■ Exercise details: Write the data out again exactly, with no pictures.
================
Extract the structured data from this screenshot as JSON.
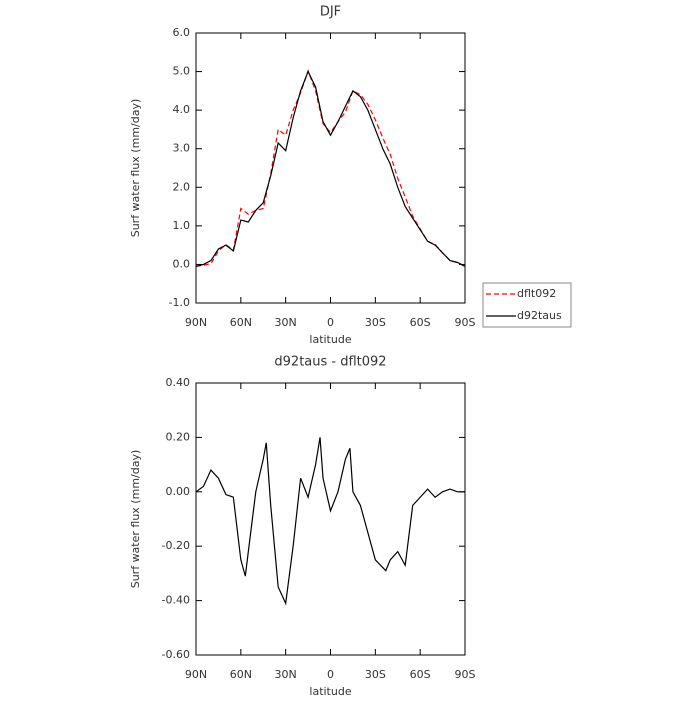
{
  "chart_data": [
    {
      "type": "line",
      "title": "DJF",
      "ylabel": "Surf water flux (mm/day)",
      "xlabel": "latitude",
      "x": [
        90,
        85,
        80,
        75,
        70,
        65,
        60,
        55,
        50,
        45,
        40,
        35,
        30,
        25,
        20,
        15,
        10,
        5,
        0,
        -5,
        -10,
        -15,
        -20,
        -25,
        -30,
        -35,
        -40,
        -45,
        -50,
        -55,
        -60,
        -65,
        -70,
        -75,
        -80,
        -85,
        -90
      ],
      "xlim": [
        90,
        -90
      ],
      "xticks": [
        {
          "value": 90,
          "label": "90N"
        },
        {
          "value": 60,
          "label": "60N"
        },
        {
          "value": 30,
          "label": "30N"
        },
        0,
        {
          "value": -30,
          "label": "30S"
        },
        {
          "value": -60,
          "label": "60S"
        },
        {
          "value": -90,
          "label": "90S"
        }
      ],
      "ylim": [
        -1,
        6
      ],
      "yticks": [
        {
          "value": -1,
          "label": "-1.0"
        },
        {
          "value": 0,
          "label": "0.0"
        },
        {
          "value": 1,
          "label": "1.0"
        },
        {
          "value": 2,
          "label": "2.0"
        },
        {
          "value": 3,
          "label": "3.0"
        },
        {
          "value": 4,
          "label": "4.0"
        },
        {
          "value": 5,
          "label": "5.0"
        },
        {
          "value": 6,
          "label": "6.0"
        }
      ],
      "legend": "right",
      "series": [
        {
          "name": "dflt092",
          "color": "#ff0000",
          "line_style": "dashed",
          "values": [
            -0.05,
            -0.02,
            0.02,
            0.35,
            0.51,
            0.37,
            1.45,
            1.3,
            1.4,
            1.45,
            2.35,
            3.5,
            3.35,
            4.0,
            4.45,
            5.02,
            4.5,
            3.65,
            3.42,
            3.7,
            3.95,
            4.5,
            4.4,
            4.15,
            3.75,
            3.28,
            2.85,
            2.23,
            1.75,
            1.25,
            0.92,
            0.6,
            0.52,
            0.3,
            0.1,
            0.05,
            -0.05
          ]
        },
        {
          "name": "d92taus",
          "color": "#000000",
          "line_style": "solid",
          "values": [
            -0.05,
            0.0,
            0.1,
            0.4,
            0.5,
            0.35,
            1.15,
            1.1,
            1.4,
            1.6,
            2.3,
            3.15,
            2.95,
            3.8,
            4.5,
            5.0,
            4.6,
            3.7,
            3.35,
            3.7,
            4.1,
            4.5,
            4.35,
            4.0,
            3.5,
            3.0,
            2.6,
            2.0,
            1.5,
            1.2,
            0.9,
            0.6,
            0.5,
            0.3,
            0.1,
            0.05,
            -0.05
          ]
        }
      ]
    },
    {
      "type": "line",
      "title": "d92taus - dflt092",
      "ylabel": "Surf water flux (mm/day)",
      "xlabel": "latitude",
      "x": [
        90,
        85,
        80,
        75,
        70,
        65,
        60,
        57,
        55,
        50,
        45,
        43,
        40,
        35,
        30,
        25,
        20,
        15,
        10,
        7,
        5,
        0,
        -5,
        -10,
        -13,
        -15,
        -20,
        -25,
        -30,
        -37,
        -40,
        -45,
        -50,
        -55,
        -60,
        -65,
        -70,
        -75,
        -80,
        -85,
        -90
      ],
      "xlim": [
        90,
        -90
      ],
      "xticks": [
        {
          "value": 90,
          "label": "90N"
        },
        {
          "value": 60,
          "label": "60N"
        },
        {
          "value": 30,
          "label": "30N"
        },
        0,
        {
          "value": -30,
          "label": "30S"
        },
        {
          "value": -60,
          "label": "60S"
        },
        {
          "value": -90,
          "label": "90S"
        }
      ],
      "ylim": [
        -0.6,
        0.4
      ],
      "yticks": [
        {
          "value": -0.6,
          "label": "-0.60"
        },
        {
          "value": -0.4,
          "label": "-0.40"
        },
        {
          "value": -0.2,
          "label": "-0.20"
        },
        {
          "value": 0,
          "label": "0.00"
        },
        {
          "value": 0.2,
          "label": "0.20"
        },
        {
          "value": 0.4,
          "label": "0.40"
        }
      ],
      "series": [
        {
          "color": "#000000",
          "line_style": "solid",
          "values": [
            0.0,
            0.02,
            0.08,
            0.05,
            -0.01,
            -0.02,
            -0.25,
            -0.31,
            -0.22,
            0.0,
            0.12,
            0.18,
            -0.05,
            -0.35,
            -0.41,
            -0.2,
            0.05,
            -0.02,
            0.1,
            0.2,
            0.05,
            -0.07,
            0.0,
            0.12,
            0.16,
            0.0,
            -0.05,
            -0.15,
            -0.25,
            -0.29,
            -0.25,
            -0.22,
            -0.27,
            -0.05,
            -0.02,
            0.01,
            -0.02,
            0.0,
            0.01,
            0.0,
            0.0
          ]
        }
      ]
    }
  ]
}
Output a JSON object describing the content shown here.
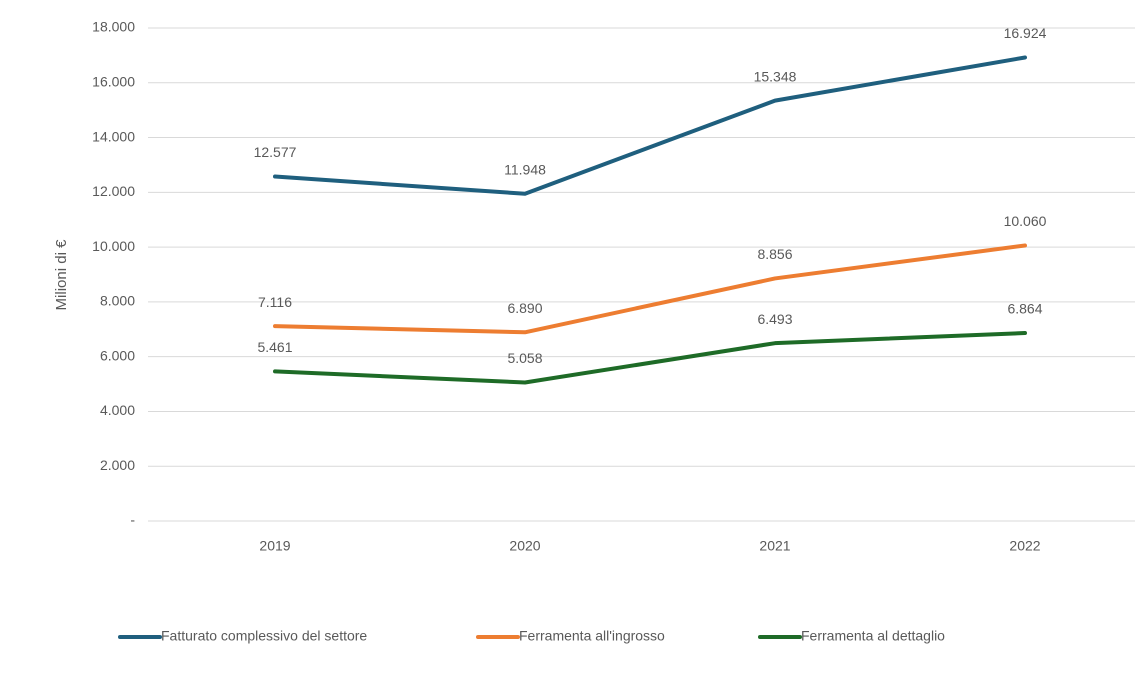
{
  "chart_data": {
    "type": "line",
    "y_label": "Milioni di €",
    "categories": [
      "2019",
      "2020",
      "2021",
      "2022"
    ],
    "series": [
      {
        "name": "Fatturato complessivo del settore",
        "color": "#1f5f7e",
        "values": [
          12577,
          11948,
          15348,
          16924
        ],
        "value_labels": [
          "12.577",
          "11.948",
          "15.348",
          "16.924"
        ]
      },
      {
        "name": "Ferramenta all'ingrosso",
        "color": "#ed7d31",
        "values": [
          7116,
          6890,
          8856,
          10060
        ],
        "value_labels": [
          "7.116",
          "6.890",
          "8.856",
          "10.060"
        ]
      },
      {
        "name": "Ferramenta al dettaglio",
        "color": "#1e6b27",
        "values": [
          5461,
          5058,
          6493,
          6864
        ],
        "value_labels": [
          "5.461",
          "5.058",
          "6.493",
          "6.864"
        ]
      }
    ],
    "ylim": [
      0,
      18000
    ],
    "yticks": [
      {
        "value": 0,
        "label": "-"
      },
      {
        "value": 2000,
        "label": "2.000"
      },
      {
        "value": 4000,
        "label": "4.000"
      },
      {
        "value": 6000,
        "label": "6.000"
      },
      {
        "value": 8000,
        "label": "8.000"
      },
      {
        "value": 10000,
        "label": "10.000"
      },
      {
        "value": 12000,
        "label": "12.000"
      },
      {
        "value": 14000,
        "label": "14.000"
      },
      {
        "value": 16000,
        "label": "16.000"
      },
      {
        "value": 18000,
        "label": "18.000"
      }
    ],
    "grid": true,
    "legend": "bottom"
  }
}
================
■ Worked solution:
Extract the structured data from this screenshot as JSON.
{
  "chart_data": [
    {
      "type": "line",
      "title": "DJF",
      "ylabel": "Surf water flux (mm/day)",
      "xlabel": "latitude",
      "x": [
        90,
        85,
        80,
        75,
        70,
        65,
        60,
        55,
        50,
        45,
        40,
        35,
        30,
        25,
        20,
        15,
        10,
        5,
        0,
        -5,
        -10,
        -15,
        -20,
        -25,
        -30,
        -35,
        -40,
        -45,
        -50,
        -55,
        -60,
        -65,
        -70,
        -75,
        -80,
        -85,
        -90
      ],
      "xlim": [
        90,
        -90
      ],
      "xticks": [
        {
          "value": 90,
          "label": "90N"
        },
        {
          "value": 60,
          "label": "60N"
        },
        {
          "value": 30,
          "label": "30N"
        },
        0,
        {
          "value": -30,
          "label": "30S"
        },
        {
          "value": -60,
          "label": "60S"
        },
        {
          "value": -90,
          "label": "90S"
        }
      ],
      "ylim": [
        -1,
        6
      ],
      "yticks": [
        {
          "value": -1,
          "label": "-1.0"
        },
        {
          "value": 0,
          "label": "0.0"
        },
        {
          "value": 1,
          "label": "1.0"
        },
        {
          "value": 2,
          "label": "2.0"
        },
        {
          "value": 3,
          "label": "3.0"
        },
        {
          "value": 4,
          "label": "4.0"
        },
        {
          "value": 5,
          "label": "5.0"
        },
        {
          "value": 6,
          "label": "6.0"
        }
      ],
      "legend": "right",
      "series": [
        {
          "name": "dflt092",
          "color": "#ff0000",
          "line_style": "dashed",
          "values": [
            -0.05,
            -0.02,
            0.02,
            0.35,
            0.51,
            0.37,
            1.45,
            1.3,
            1.4,
            1.45,
            2.35,
            3.5,
            3.35,
            4.0,
            4.45,
            5.02,
            4.5,
            3.65,
            3.42,
            3.7,
            3.95,
            4.5,
            4.4,
            4.15,
            3.75,
            3.28,
            2.85,
            2.23,
            1.75,
            1.25,
            0.92,
            0.6,
            0.52,
            0.3,
            0.1,
            0.05,
            -0.05
          ]
        },
        {
          "name": "d92taus",
          "color": "#000000",
          "line_style": "solid",
          "values": [
            -0.05,
            0.0,
            0.1,
            0.4,
            0.5,
            0.35,
            1.15,
            1.1,
            1.4,
            1.6,
            2.3,
            3.15,
            2.95,
            3.8,
            4.5,
            5.0,
            4.6,
            3.7,
            3.35,
            3.7,
            4.1,
            4.5,
            4.35,
            4.0,
            3.5,
            3.0,
            2.6,
            2.0,
            1.5,
            1.2,
            0.9,
            0.6,
            0.5,
            0.3,
            0.1,
            0.05,
            -0.05
          ]
        }
      ]
    },
    {
      "type": "line",
      "title": "d92taus - dflt092",
      "ylabel": "Surf water flux (mm/day)",
      "xlabel": "latitude",
      "x": [
        90,
        85,
        80,
        75,
        70,
        65,
        60,
        57,
        55,
        50,
        45,
        43,
        40,
        35,
        30,
        25,
        20,
        15,
        10,
        7,
        5,
        0,
        -5,
        -10,
        -13,
        -15,
        -20,
        -25,
        -30,
        -37,
        -40,
        -45,
        -50,
        -55,
        -60,
        -65,
        -70,
        -75,
        -80,
        -85,
        -90
      ],
      "xlim": [
        90,
        -90
      ],
      "xticks": [
        {
          "value": 90,
          "label": "90N"
        },
        {
          "value": 60,
          "label": "60N"
        },
        {
          "value": 30,
          "label": "30N"
        },
        0,
        {
          "value": -30,
          "label": "30S"
        },
        {
          "value": -60,
          "label": "60S"
        },
        {
          "value": -90,
          "label": "90S"
        }
      ],
      "ylim": [
        -0.6,
        0.4
      ],
      "yticks": [
        {
          "value": -0.6,
          "label": "-0.60"
        },
        {
          "value": -0.4,
          "label": "-0.40"
        },
        {
          "value": -0.2,
          "label": "-0.20"
        },
        {
          "value": 0,
          "label": "0.00"
        },
        {
          "value": 0.2,
          "label": "0.20"
        },
        {
          "value": 0.4,
          "label": "0.40"
        }
      ],
      "series": [
        {
          "color": "#000000",
          "line_style": "solid",
          "values": [
            0.0,
            0.02,
            0.08,
            0.05,
            -0.01,
            -0.02,
            -0.25,
            -0.31,
            -0.22,
            0.0,
            0.12,
            0.18,
            -0.05,
            -0.35,
            -0.41,
            -0.2,
            0.05,
            -0.02,
            0.1,
            0.2,
            0.05,
            -0.07,
            0.0,
            0.12,
            0.16,
            0.0,
            -0.05,
            -0.15,
            -0.25,
            -0.29,
            -0.25,
            -0.22,
            -0.27,
            -0.05,
            -0.02,
            0.01,
            -0.02,
            0.0,
            0.01,
            0.0,
            0.0
          ]
        }
      ]
    }
  ]
}
Output a JSON object describing the content shown here.
{
  "chart_data": {
    "type": "line",
    "y_label": "Milioni di €",
    "categories": [
      "2019",
      "2020",
      "2021",
      "2022"
    ],
    "series": [
      {
        "name": "Fatturato complessivo del settore",
        "color": "#1f5f7e",
        "values": [
          12577,
          11948,
          15348,
          16924
        ],
        "value_labels": [
          "12.577",
          "11.948",
          "15.348",
          "16.924"
        ]
      },
      {
        "name": "Ferramenta all'ingrosso",
        "color": "#ed7d31",
        "values": [
          7116,
          6890,
          8856,
          10060
        ],
        "value_labels": [
          "7.116",
          "6.890",
          "8.856",
          "10.060"
        ]
      },
      {
        "name": "Ferramenta al dettaglio",
        "color": "#1e6b27",
        "values": [
          5461,
          5058,
          6493,
          6864
        ],
        "value_labels": [
          "5.461",
          "5.058",
          "6.493",
          "6.864"
        ]
      }
    ],
    "ylim": [
      0,
      18000
    ],
    "yticks": [
      {
        "value": 0,
        "label": "-"
      },
      {
        "value": 2000,
        "label": "2.000"
      },
      {
        "value": 4000,
        "label": "4.000"
      },
      {
        "value": 6000,
        "label": "6.000"
      },
      {
        "value": 8000,
        "label": "8.000"
      },
      {
        "value": 10000,
        "label": "10.000"
      },
      {
        "value": 12000,
        "label": "12.000"
      },
      {
        "value": 14000,
        "label": "14.000"
      },
      {
        "value": 16000,
        "label": "16.000"
      },
      {
        "value": 18000,
        "label": "18.000"
      }
    ],
    "grid": true,
    "legend": "bottom"
  }
}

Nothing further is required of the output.